## Exercise
Filter for the word "Loaded" and keep each matching line.
# Start of Supplied entries
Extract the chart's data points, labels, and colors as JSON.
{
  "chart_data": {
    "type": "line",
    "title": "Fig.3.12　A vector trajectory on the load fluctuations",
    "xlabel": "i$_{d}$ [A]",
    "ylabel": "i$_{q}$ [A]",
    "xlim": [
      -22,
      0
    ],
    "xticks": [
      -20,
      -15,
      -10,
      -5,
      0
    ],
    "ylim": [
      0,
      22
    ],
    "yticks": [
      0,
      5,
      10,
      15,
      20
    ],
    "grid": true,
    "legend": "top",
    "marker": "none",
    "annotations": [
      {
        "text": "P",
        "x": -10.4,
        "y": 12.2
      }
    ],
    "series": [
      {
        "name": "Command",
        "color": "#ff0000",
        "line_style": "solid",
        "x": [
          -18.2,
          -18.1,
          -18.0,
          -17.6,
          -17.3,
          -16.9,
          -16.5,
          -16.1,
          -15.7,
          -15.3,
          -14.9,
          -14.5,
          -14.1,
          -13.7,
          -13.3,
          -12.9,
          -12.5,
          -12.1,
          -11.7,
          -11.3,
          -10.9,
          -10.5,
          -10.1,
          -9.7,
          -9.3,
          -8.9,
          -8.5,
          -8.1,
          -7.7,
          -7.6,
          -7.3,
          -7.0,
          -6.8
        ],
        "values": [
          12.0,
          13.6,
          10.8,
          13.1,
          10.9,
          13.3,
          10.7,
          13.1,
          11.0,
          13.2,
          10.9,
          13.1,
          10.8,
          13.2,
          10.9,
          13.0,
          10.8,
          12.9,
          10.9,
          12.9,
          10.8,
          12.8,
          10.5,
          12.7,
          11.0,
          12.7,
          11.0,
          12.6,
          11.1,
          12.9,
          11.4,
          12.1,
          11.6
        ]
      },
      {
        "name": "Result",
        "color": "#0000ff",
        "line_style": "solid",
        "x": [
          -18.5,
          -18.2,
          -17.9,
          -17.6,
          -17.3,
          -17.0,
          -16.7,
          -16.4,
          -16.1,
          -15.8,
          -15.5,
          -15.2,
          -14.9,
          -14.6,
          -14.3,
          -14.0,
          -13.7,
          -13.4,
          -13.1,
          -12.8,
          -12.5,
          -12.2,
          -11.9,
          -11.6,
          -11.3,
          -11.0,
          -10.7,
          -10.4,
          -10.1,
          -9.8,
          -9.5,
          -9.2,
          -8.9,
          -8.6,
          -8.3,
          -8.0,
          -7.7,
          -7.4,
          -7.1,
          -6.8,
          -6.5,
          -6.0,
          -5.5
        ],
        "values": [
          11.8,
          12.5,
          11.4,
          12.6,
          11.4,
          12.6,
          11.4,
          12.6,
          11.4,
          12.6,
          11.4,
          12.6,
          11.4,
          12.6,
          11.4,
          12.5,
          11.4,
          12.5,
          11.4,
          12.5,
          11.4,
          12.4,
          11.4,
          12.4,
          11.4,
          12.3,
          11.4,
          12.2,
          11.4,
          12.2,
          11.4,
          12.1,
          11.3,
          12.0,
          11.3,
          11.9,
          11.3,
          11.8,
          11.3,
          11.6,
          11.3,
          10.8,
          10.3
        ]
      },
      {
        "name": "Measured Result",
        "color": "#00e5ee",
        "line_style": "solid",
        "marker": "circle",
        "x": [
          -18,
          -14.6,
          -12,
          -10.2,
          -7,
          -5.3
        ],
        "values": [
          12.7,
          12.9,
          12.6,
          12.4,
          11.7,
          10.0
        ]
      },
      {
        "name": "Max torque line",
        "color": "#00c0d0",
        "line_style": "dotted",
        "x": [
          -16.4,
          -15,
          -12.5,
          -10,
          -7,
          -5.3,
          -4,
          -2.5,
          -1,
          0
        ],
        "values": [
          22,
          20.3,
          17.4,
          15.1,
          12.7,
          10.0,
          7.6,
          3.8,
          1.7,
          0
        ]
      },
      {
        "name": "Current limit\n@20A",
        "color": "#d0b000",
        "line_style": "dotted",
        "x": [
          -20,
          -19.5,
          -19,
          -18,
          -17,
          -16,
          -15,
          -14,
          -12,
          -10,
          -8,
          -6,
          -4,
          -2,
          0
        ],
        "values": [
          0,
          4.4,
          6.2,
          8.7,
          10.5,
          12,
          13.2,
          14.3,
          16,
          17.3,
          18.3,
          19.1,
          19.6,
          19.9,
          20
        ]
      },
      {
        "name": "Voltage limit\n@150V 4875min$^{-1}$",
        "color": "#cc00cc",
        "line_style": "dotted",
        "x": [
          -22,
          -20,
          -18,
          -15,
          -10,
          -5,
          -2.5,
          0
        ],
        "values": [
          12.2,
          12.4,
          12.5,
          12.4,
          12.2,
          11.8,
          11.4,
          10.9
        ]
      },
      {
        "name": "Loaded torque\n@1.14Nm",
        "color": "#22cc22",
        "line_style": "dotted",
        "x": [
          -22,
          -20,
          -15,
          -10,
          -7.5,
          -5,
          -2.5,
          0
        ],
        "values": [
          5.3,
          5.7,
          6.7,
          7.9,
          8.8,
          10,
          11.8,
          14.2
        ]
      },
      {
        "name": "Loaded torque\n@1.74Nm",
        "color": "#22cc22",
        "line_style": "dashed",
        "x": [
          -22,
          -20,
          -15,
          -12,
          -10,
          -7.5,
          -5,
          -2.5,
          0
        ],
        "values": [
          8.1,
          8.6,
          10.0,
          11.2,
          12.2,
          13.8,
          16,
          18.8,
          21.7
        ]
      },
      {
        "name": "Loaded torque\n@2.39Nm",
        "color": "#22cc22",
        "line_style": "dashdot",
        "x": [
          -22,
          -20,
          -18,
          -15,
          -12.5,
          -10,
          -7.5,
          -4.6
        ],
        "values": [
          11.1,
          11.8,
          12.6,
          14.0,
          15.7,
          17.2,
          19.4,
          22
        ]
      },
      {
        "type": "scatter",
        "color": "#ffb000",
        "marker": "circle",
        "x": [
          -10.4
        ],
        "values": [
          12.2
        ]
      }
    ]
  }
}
# End of Supplied entries
## Exercise result
        "name": "Loaded torque\n@1.14Nm",
        "name": "Loaded torque\n@1.74Nm",
        "name": "Loaded torque\n@2.39Nm",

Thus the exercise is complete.